Given task: Reproduce the data exactly.
╭─ Data listing
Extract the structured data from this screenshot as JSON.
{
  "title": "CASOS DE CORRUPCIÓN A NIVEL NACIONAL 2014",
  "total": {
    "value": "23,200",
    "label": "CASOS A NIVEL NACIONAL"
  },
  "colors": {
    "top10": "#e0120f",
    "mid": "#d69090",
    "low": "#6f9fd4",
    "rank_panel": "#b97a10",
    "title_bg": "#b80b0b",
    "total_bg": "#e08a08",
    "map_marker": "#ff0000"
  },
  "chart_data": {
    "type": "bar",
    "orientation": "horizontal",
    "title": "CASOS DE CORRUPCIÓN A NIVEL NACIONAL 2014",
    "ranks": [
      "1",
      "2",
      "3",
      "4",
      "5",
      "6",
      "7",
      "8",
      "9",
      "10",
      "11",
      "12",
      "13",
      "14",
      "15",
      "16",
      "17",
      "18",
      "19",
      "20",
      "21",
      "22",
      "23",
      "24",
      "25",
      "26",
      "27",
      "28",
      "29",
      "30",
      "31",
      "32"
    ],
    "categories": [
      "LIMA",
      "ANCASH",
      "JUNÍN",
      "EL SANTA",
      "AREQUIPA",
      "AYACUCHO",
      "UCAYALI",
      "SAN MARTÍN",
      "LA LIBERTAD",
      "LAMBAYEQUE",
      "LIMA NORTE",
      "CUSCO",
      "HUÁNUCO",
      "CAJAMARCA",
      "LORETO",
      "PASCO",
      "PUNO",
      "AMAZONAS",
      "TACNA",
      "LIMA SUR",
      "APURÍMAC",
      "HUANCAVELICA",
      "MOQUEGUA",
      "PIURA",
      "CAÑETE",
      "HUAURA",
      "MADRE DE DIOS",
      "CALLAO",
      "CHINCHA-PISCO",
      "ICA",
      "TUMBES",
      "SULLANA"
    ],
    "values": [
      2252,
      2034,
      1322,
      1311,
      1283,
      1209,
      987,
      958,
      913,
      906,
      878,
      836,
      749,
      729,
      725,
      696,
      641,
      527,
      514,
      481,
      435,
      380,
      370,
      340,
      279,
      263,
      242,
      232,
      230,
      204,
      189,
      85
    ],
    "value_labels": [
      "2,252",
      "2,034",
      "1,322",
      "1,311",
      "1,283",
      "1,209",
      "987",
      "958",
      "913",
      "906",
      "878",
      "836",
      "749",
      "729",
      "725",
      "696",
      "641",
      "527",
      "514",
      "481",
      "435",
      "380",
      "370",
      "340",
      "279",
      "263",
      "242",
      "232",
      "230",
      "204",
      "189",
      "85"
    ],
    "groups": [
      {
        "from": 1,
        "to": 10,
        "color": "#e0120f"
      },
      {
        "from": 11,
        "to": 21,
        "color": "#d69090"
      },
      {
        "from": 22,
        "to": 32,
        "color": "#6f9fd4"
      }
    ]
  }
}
╰─
Solution to this exercise:
Extract the structured data from this screenshot as JSON.
{
  "title": "CASOS DE CORRUPCIÓN A NIVEL NACIONAL 2014",
  "total": {
    "value": "23,200",
    "label": "CASOS A NIVEL NACIONAL"
  },
  "colors": {
    "top10": "#e0120f",
    "mid": "#d69090",
    "low": "#6f9fd4",
    "rank_panel": "#b97a10",
    "title_bg": "#b80b0b",
    "total_bg": "#e08a08",
    "map_marker": "#ff0000"
  },
  "chart_data": {
    "type": "bar",
    "orientation": "horizontal",
    "title": "CASOS DE CORRUPCIÓN A NIVEL NACIONAL 2014",
    "ranks": [
      "1",
      "2",
      "3",
      "4",
      "5",
      "6",
      "7",
      "8",
      "9",
      "10",
      "11",
      "12",
      "13",
      "14",
      "15",
      "16",
      "17",
      "18",
      "19",
      "20",
      "21",
      "22",
      "23",
      "24",
      "25",
      "26",
      "27",
      "28",
      "29",
      "30",
      "31",
      "32"
    ],
    "categories": [
      "LIMA",
      "ANCASH",
      "JUNÍN",
      "EL SANTA",
      "AREQUIPA",
      "AYACUCHO",
      "UCAYALI",
      "SAN MARTÍN",
      "LA LIBERTAD",
      "LAMBAYEQUE",
      "LIMA NORTE",
      "CUSCO",
      "HUÁNUCO",
      "CAJAMARCA",
      "LORETO",
      "PASCO",
      "PUNO",
      "AMAZONAS",
      "TACNA",
      "LIMA SUR",
      "APURÍMAC",
      "HUANCAVELICA",
      "MOQUEGUA",
      "PIURA",
      "CAÑETE",
      "HUAURA",
      "MADRE DE DIOS",
      "CALLAO",
      "CHINCHA-PISCO",
      "ICA",
      "TUMBES",
      "SULLANA"
    ],
    "values": [
      2252,
      2034,
      1322,
      1311,
      1283,
      1209,
      987,
      958,
      913,
      906,
      878,
      836,
      749,
      729,
      725,
      696,
      641,
      527,
      514,
      481,
      435,
      380,
      370,
      340,
      279,
      263,
      242,
      232,
      230,
      204,
      189,
      85
    ],
    "value_labels": [
      "2,252",
      "2,034",
      "1,322",
      "1,311",
      "1,283",
      "1,209",
      "987",
      "958",
      "913",
      "906",
      "878",
      "836",
      "749",
      "729",
      "725",
      "696",
      "641",
      "527",
      "514",
      "481",
      "435",
      "380",
      "370",
      "340",
      "279",
      "263",
      "242",
      "232",
      "230",
      "204",
      "189",
      "85"
    ],
    "groups": [
      {
        "from": 1,
        "to": 10,
        "color": "#e0120f"
      },
      {
        "from": 11,
        "to": 21,
        "color": "#d69090"
      },
      {
        "from": 22,
        "to": 32,
        "color": "#6f9fd4"
      }
    ]
  }
}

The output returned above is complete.